- Texto -
##########

El experimento cubano es un caso de manual de los efectos producidos por un sistema de planificación central en el que el Estado se apropia de todos los medios de producción y pretende dirigir desde arriba la actividad económica. Cuba muestra, una vez más, la imposibilidad del cálculo económico propio del socialismo y sus inevitables consecuencias: la destrucción de la economía y al hundimiento del nivel de vida de los individuos. El modelo logró mantenerse en pie por las masivas subvenciones recibidas de la URSS entre 1960 y 1991. Cuando Yeltsin las suprimió, todo el edificio se vino abajo. El PIB se contrajo un 35 por 100 y la sustitución de la asistencia soviética por la venezolana no bastó para restaurar la ya precaria situación previa. En 2019, Cuba tenía un PIB inferior al de 1989. El estancamiento se había consolidado ad aeternitatem y la única expectativa real era la de caer con una intensidad variable en función de la aparición de cualquier shock inesperado.

##########

Datos de análisis del diseño de página
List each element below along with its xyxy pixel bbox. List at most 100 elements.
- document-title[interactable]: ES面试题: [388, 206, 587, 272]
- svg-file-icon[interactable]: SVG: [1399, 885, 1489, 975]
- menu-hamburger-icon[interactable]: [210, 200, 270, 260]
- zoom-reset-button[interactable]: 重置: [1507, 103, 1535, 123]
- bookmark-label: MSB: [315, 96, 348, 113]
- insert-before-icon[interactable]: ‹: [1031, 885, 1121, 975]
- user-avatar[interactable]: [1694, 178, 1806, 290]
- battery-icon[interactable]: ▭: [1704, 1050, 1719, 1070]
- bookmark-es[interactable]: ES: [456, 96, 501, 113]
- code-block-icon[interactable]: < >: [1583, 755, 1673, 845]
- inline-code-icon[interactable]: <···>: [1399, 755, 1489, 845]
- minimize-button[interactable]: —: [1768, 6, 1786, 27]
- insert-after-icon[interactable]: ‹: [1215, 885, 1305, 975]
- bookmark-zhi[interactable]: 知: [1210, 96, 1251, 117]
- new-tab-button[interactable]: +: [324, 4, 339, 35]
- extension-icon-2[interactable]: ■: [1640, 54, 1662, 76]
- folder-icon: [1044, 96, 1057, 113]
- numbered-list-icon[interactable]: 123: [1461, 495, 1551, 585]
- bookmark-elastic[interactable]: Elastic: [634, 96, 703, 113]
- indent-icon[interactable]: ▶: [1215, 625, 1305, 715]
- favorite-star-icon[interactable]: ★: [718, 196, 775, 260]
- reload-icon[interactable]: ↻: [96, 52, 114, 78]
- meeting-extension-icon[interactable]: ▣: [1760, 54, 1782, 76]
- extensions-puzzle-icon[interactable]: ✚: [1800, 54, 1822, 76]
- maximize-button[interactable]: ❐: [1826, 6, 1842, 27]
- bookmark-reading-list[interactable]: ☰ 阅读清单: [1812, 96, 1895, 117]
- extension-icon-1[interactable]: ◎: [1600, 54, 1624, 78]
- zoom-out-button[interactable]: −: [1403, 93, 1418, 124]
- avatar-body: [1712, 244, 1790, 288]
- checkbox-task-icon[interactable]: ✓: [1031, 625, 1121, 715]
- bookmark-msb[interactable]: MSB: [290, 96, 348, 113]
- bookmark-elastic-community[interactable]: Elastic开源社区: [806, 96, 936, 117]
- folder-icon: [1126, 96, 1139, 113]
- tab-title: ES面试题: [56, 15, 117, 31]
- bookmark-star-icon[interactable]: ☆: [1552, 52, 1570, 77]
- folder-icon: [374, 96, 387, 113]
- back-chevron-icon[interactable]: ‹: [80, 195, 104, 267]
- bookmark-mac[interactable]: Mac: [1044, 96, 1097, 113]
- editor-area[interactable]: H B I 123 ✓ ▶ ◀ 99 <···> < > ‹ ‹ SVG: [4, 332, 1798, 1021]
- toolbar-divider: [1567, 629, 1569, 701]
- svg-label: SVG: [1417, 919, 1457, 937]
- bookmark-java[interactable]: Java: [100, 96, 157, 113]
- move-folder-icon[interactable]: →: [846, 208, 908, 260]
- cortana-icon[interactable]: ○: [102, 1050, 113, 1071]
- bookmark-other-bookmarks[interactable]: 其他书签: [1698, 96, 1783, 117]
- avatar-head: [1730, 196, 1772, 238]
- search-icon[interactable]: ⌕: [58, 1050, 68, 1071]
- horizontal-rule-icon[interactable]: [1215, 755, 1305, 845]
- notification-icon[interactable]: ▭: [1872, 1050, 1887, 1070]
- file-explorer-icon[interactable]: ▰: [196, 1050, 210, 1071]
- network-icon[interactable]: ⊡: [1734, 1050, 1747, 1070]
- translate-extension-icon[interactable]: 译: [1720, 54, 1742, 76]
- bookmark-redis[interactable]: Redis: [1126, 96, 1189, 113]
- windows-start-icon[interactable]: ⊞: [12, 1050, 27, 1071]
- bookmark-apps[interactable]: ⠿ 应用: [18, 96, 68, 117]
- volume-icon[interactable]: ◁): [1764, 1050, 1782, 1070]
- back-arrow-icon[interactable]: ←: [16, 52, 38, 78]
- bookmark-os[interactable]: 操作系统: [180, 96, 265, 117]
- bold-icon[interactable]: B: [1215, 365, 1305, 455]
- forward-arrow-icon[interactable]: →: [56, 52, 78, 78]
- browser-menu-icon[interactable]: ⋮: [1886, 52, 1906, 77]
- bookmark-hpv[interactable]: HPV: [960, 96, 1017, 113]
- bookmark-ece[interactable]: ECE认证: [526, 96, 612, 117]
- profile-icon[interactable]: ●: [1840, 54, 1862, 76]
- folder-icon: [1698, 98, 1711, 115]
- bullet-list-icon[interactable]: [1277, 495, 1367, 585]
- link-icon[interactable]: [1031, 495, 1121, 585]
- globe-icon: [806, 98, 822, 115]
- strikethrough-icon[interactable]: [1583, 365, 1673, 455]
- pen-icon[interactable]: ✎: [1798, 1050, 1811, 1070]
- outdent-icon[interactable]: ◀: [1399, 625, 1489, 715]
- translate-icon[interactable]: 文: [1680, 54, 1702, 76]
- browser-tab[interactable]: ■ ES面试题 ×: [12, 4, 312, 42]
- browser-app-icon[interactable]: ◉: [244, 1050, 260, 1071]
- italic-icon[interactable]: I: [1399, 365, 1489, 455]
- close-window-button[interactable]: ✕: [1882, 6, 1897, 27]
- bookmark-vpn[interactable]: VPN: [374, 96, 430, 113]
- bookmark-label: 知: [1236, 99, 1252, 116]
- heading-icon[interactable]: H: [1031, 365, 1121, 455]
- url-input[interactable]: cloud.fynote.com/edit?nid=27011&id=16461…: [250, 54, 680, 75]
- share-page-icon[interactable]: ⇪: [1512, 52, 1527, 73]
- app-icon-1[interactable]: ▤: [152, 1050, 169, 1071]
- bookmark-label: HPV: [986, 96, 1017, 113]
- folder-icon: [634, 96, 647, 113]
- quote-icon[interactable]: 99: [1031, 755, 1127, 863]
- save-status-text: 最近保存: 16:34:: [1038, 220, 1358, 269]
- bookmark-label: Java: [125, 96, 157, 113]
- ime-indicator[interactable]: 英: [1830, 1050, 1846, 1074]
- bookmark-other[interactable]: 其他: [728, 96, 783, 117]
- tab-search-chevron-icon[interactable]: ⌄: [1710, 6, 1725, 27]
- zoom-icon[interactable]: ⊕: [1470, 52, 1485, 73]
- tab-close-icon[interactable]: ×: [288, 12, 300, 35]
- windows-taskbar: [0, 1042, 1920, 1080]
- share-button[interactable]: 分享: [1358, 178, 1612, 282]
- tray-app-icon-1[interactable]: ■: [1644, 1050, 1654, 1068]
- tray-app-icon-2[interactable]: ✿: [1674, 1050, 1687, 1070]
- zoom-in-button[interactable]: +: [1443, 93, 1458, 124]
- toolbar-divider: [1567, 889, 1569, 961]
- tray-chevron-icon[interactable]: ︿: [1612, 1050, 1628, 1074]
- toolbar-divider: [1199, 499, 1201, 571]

##########

- Tareas del ejercicio -
- A) Resume en dos oraciones el texto sobre la economía cubana.
- B) Según el texto sobre la economía cubana, ¿por qué se vino abajo el modelo cubano? Contesta en una o dos oraciones.
Los registros no hacen falta para nada en este ejercicio.

- Lista de soluciones -
- A) Cuba es un caso de manual de lo que provoca la planificación central: la destrucción de la economía y el hundimiento del nivel de vida. El modelo se sostuvo con las subvenciones soviéticas entre 1960 y 1991, y cuando se suprimieron, el PIB cayó un 35 por 100, la ayuda venezolana no alcanzó para recuperarse y en 2019 el PIB seguía por debajo del de 1989.

- B) El modelo solo se mantenía en pie gracias a las enormes subvenciones que Cuba recibió de la URSS entre 1960 y 1991. Cuando Yeltsin las suprimió, todo el edificio se derrumbó.